### Provided passage
■ ■ ■ ■
In strict mode, assigning the illegal value 'x' causes an error and no value is stored.

The numeric representation of SET columns is a little different from that for ENUM columns. Set members are not numbered sequentially. Instead, members correspond to successive individual bits in the SET value. The first set member corresponds to bit 0, the second member corresponds to bit 1, and so on. In other words, the numeric values of SET members all are powers of two. The empty string corresponds to a numeric SET value of 0.

SET values are stored as bit values. Eight set members per byte can be stored this way, so the storage size for a SET column is determined by the number of set members, up to a maximum of 64 members. SET values take 1, 2, 3, 4, or 8 bytes for set sizes of 1 to 8, 9 to 16, 17 to 24, 25 to 32, and 33 to 64 members.

The representation of a SET as a set of bits is what allows a SET value to consist of multiple set members. Any combination of bits can be turned on in the value, so the value may consist of any combination of the strings in the SET definition that correspond to those bits.

The following example shows the relationship between the string and numeric forms of a SET column. It displays the numeric value in both decimal and binary form:

mysql> CREATE TABLE s_table (s SET('table','lamp','chair','stool'));
mysql> INSERT INTO s_table
    -> VALUES('table'),('lamp'),('chair'),('stool'),(''),(NULL);
mysql> SELECT s, s+0, BIN(s+0) FROM s_table;
+-------+------+----------+
| s     | s+0  | BIN(s+0) |
+-------+------+----------+
| table |    1 | 1        |
| lamp  |    2 | 10       |
| chair |    4 | 100      |
| stool |    8 | 1000     |
|       |    0 | 0        |
| NULL  | NULL | NULL     |
+-------+------+----------+

If you assign to the column s a value of 'lamp,stool', MySQL stores it internally as 10 (binary 1010) because 'lamp' has a value of 2 (bit 1) and 'stool' has a value of 8 (bit 3).

When you assign values to SET columns, the substrings don’t need to be listed in the same order that you used when you defined the column. However, when you retrieve the value later, members are displayed within the value in definition order. Also, if you assign to a SET column a value containing substrings that are not listed as set members, those strings drop out and the column is assigned a value consisting of the remaining substrings. When you retrieve the value later, the illegal substrings will not be present.

If you assign a value of 'chair,couch,table' to the column s in s_table, two things happen:

  • 'couch' drops out because it’s not a member of the set. This occurs because MySQL determines which bits correspond to each substring of the value to be assigned and turns them on in the stored value. 'couch' corresponds to no bit and is ignored.
■ ■ ■ ■
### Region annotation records
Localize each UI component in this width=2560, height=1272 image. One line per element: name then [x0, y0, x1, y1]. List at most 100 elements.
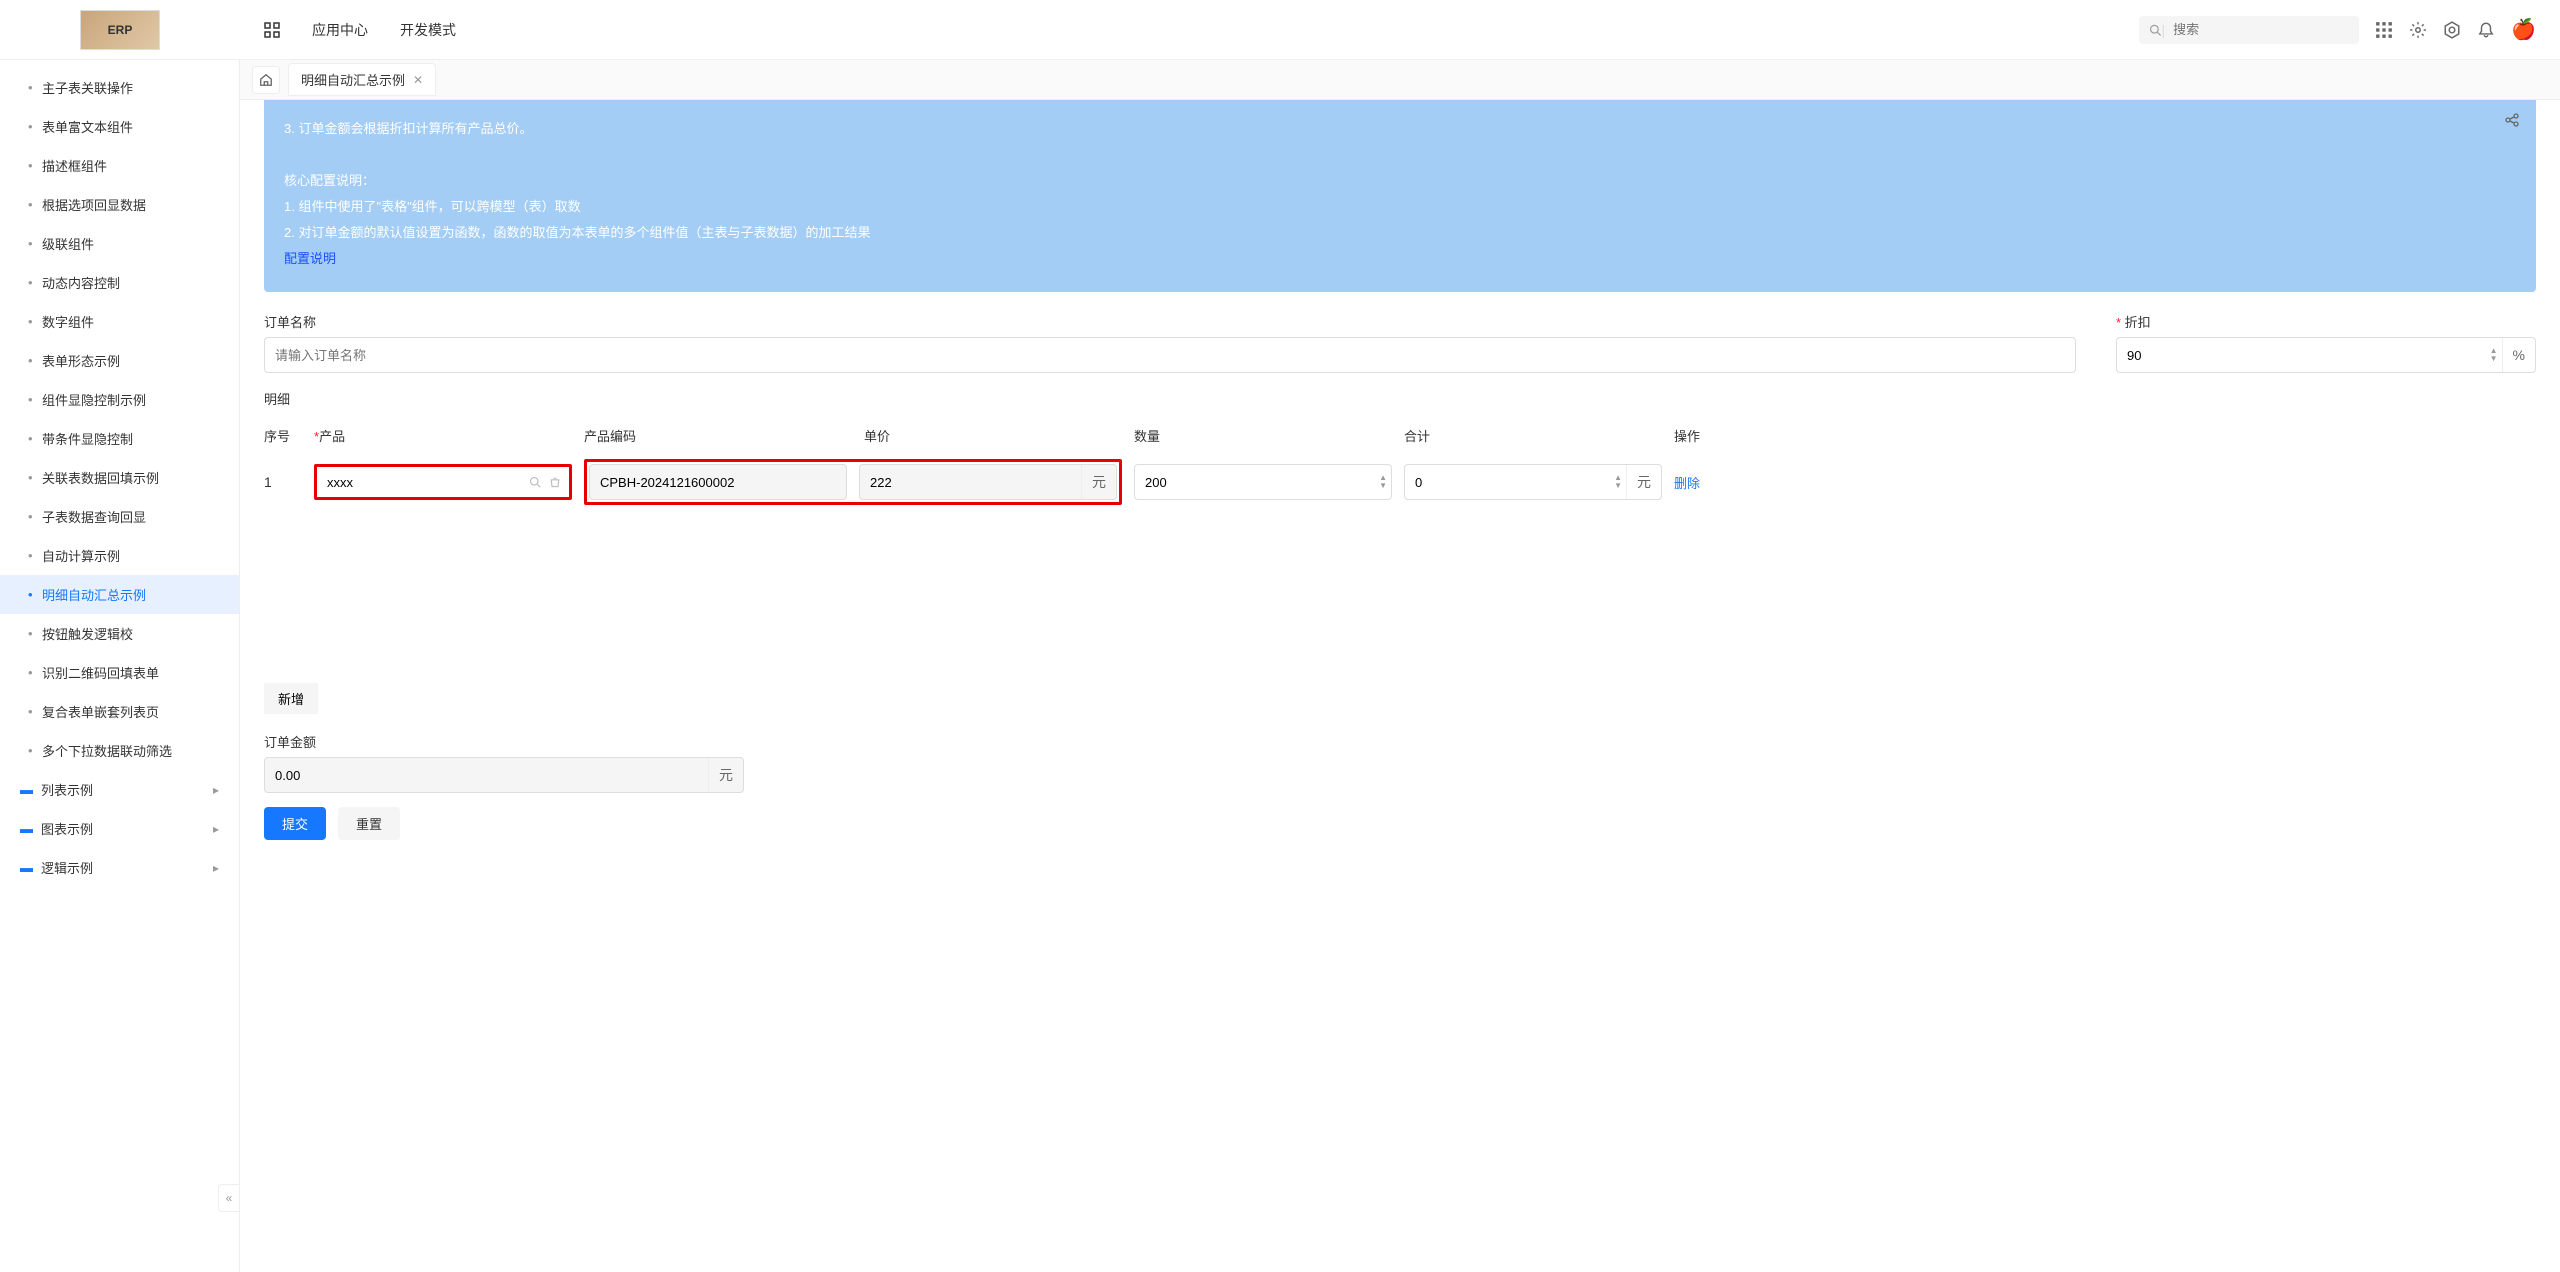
sidebar-item[interactable]: 关联表数据回填示例	[0, 458, 239, 497]
sidebar-item[interactable]: 子表数据查询回显	[0, 497, 239, 536]
discount-input[interactable]	[2117, 348, 2490, 363]
home-icon	[259, 73, 273, 87]
product-input[interactable]	[317, 475, 529, 490]
sidebar-item[interactable]: 多个下拉数据联动筛选	[0, 731, 239, 770]
banner-core2: 2. 对订单金额的默认值设置为函数，函数的取值为本表单的多个组件值（主表与子表数…	[284, 220, 2516, 246]
detail-section-label: 明细	[264, 389, 2536, 408]
product-input-highlighted[interactable]	[314, 464, 572, 500]
sidebar-folder[interactable]: ▬ 图表示例 ▸	[0, 809, 239, 848]
search-box[interactable]: |	[2139, 16, 2359, 44]
nav-dev-mode[interactable]: 开发模式	[400, 20, 456, 40]
discount-stepper[interactable]: ▲▼	[2490, 347, 2502, 363]
gear-icon[interactable]	[2409, 21, 2427, 39]
total-stepper[interactable]: ▲▼	[1614, 474, 1626, 490]
col-total: 合计	[1404, 426, 1674, 445]
bell-icon[interactable]	[2477, 21, 2495, 39]
add-row-button[interactable]: 新增	[264, 683, 318, 714]
logo[interactable]: ERP	[80, 10, 160, 50]
total-input[interactable]	[1405, 475, 1614, 490]
product-code-field	[589, 464, 847, 500]
banner-core-title: 核心配置说明：	[284, 168, 2516, 194]
sidebar-item[interactable]: 动态内容控制	[0, 263, 239, 302]
sidebar-collapse-button[interactable]: «	[218, 1184, 240, 1212]
col-action: 操作	[1674, 426, 2536, 445]
banner-core1: 1. 组件中使用了"表格"组件，可以跨模型（表）取数	[284, 194, 2516, 220]
sidebar: 主子表关联操作 表单富文本组件 描述框组件 根据选项回显数据 级联组件 动态内容…	[0, 60, 240, 1272]
code-price-highlighted-group: 元	[584, 459, 1122, 505]
sidebar-item[interactable]: 描述框组件	[0, 146, 239, 185]
sidebar-item[interactable]: 复合表单嵌套列表页	[0, 692, 239, 731]
clear-icon[interactable]	[549, 476, 561, 488]
tab-bar: 明细自动汇总示例 ✕	[240, 60, 2560, 100]
header-right: | 🍎	[2139, 16, 2560, 44]
lookup-icon[interactable]	[529, 476, 541, 488]
sidebar-item[interactable]: 根据选项回显数据	[0, 185, 239, 224]
folder-icon: ▬	[20, 821, 33, 836]
row-seq: 1	[264, 474, 314, 490]
sidebar-item[interactable]: 表单富文本组件	[0, 107, 239, 146]
top-header: ERP 应用中心 开发模式 | 🍎	[0, 0, 2560, 60]
step-down-icon[interactable]: ▼	[1379, 482, 1387, 490]
sidebar-folder[interactable]: ▬逻辑示例 ▸	[0, 848, 239, 887]
order-amount-label: 订单金额	[264, 732, 744, 751]
tab-close-icon[interactable]: ✕	[413, 73, 423, 87]
tab-title: 明细自动汇总示例	[301, 70, 405, 89]
step-down-icon[interactable]: ▼	[1614, 482, 1622, 490]
tab-active[interactable]: 明细自动汇总示例 ✕	[288, 63, 436, 96]
settings-outline-icon[interactable]	[2443, 21, 2461, 39]
sidebar-folder[interactable]: ▬列表示例 ▸	[0, 770, 239, 809]
discount-label: 折扣	[2116, 312, 2536, 331]
info-banner: 3. 订单金额会根据折扣计算所有产品总价。 核心配置说明： 1. 组件中使用了"…	[264, 100, 2536, 292]
sidebar-item[interactable]: 自动计算示例	[0, 536, 239, 575]
folder-label: 图表示例	[41, 819, 93, 838]
price-field: 元	[859, 464, 1117, 500]
folder-icon: ▬	[20, 860, 33, 875]
delete-row-link[interactable]: 删除	[1674, 476, 1700, 491]
order-amount-input	[265, 768, 708, 783]
sidebar-item[interactable]: 表单形态示例	[0, 341, 239, 380]
sidebar-item[interactable]: 按钮触发逻辑校	[0, 614, 239, 653]
sidebar-item-active[interactable]: 明细自动汇总示例	[0, 575, 239, 614]
reset-button[interactable]: 重置	[338, 807, 400, 840]
grid-apps-icon[interactable]	[2375, 21, 2393, 39]
order-name-input[interactable]	[265, 348, 2075, 363]
share-icon[interactable]	[2504, 112, 2520, 128]
product-code-input	[590, 475, 846, 490]
col-seq: 序号	[264, 426, 314, 445]
folder-label: 逻辑示例	[41, 858, 93, 877]
nav-app-center[interactable]: 应用中心	[312, 20, 368, 40]
col-qty: 数量	[1134, 426, 1404, 445]
sidebar-item[interactable]: 主子表关联操作	[0, 68, 239, 107]
search-icon	[2149, 23, 2161, 37]
user-avatar-icon[interactable]: 🍎	[2511, 17, 2536, 42]
submit-button[interactable]: 提交	[264, 807, 326, 840]
total-unit: 元	[1626, 465, 1661, 499]
sidebar-item[interactable]: 数字组件	[0, 302, 239, 341]
home-tab[interactable]	[252, 66, 280, 94]
chevron-right-icon: ▸	[213, 783, 219, 797]
price-input	[860, 475, 1081, 490]
step-down-icon[interactable]: ▼	[2490, 355, 2498, 363]
discount-unit: %	[2502, 338, 2535, 372]
config-link[interactable]: 配置说明	[284, 246, 2516, 272]
order-name-label: 订单名称	[264, 312, 2076, 331]
search-input[interactable]	[2173, 22, 2349, 37]
apps-grid-icon[interactable]	[264, 22, 280, 38]
folder-label: 列表示例	[41, 780, 93, 799]
sidebar-item[interactable]: 识别二维码回填表单	[0, 653, 239, 692]
col-price: 单价	[864, 426, 1134, 445]
col-product: *产品	[314, 426, 584, 445]
sidebar-item[interactable]: 带条件显隐控制	[0, 419, 239, 458]
price-unit: 元	[1081, 465, 1116, 499]
chevron-right-icon: ▸	[213, 822, 219, 836]
sidebar-item[interactable]: 组件显隐控制示例	[0, 380, 239, 419]
col-code: 产品编码	[584, 426, 864, 445]
order-amount-unit: 元	[708, 758, 743, 792]
qty-stepper[interactable]: ▲▼	[1379, 474, 1391, 490]
content: 明细自动汇总示例 ✕ 3. 订单金额会根据折扣计算所有产品总价。 核心配置说明：…	[240, 60, 2560, 1272]
sidebar-item[interactable]: 级联组件	[0, 224, 239, 263]
nav-links: 应用中心 开发模式	[240, 20, 2139, 40]
detail-row: 1	[264, 453, 2536, 511]
detail-header: 序号 *产品 产品编码 单价 数量 合计 操作	[264, 418, 2536, 453]
qty-input[interactable]	[1135, 475, 1379, 490]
■ ■ ■ ■
### Directives
A. Pick out every row that contains the string "逻辑示例", and copy each one in full.
B. Carry on the passage about MySQL SET columns from the point where it stops.

### Answers to each task
A.
sidebar-folder[interactable]: ▬逻辑示例 ▸	[0, 848, 239, 887]
folder-label: 逻辑示例	[41, 858, 93, 877]

B.
  • When you retrieve the value later, it appears as 'table,chair'. On retrieval, MySQL constructs the string value from the numeric value by scanning the bits in order, which automatically reorders the substrings to the order used when the column was defined. This behavior also means that if you specify a set member more than once in a value, it will appear only once when you retrieve the value. If you assign 'lamp,lamp,lamp' to a SET column, it will be simply 'lamp' when retrieved.

In strict mode, use of an illegal SET member causes an error instead and the value is not stored. In the preceding example, assigning a value containing 'couch' would cause an error and the assignment would fail.

The fact that MySQL reorders members in a SET value means that if you search for values using a string, you must list members in the proper order. If you insert 'chair,table' and then search for 'chair,table' you won’t find the row; you must look for it as 'table,chair'.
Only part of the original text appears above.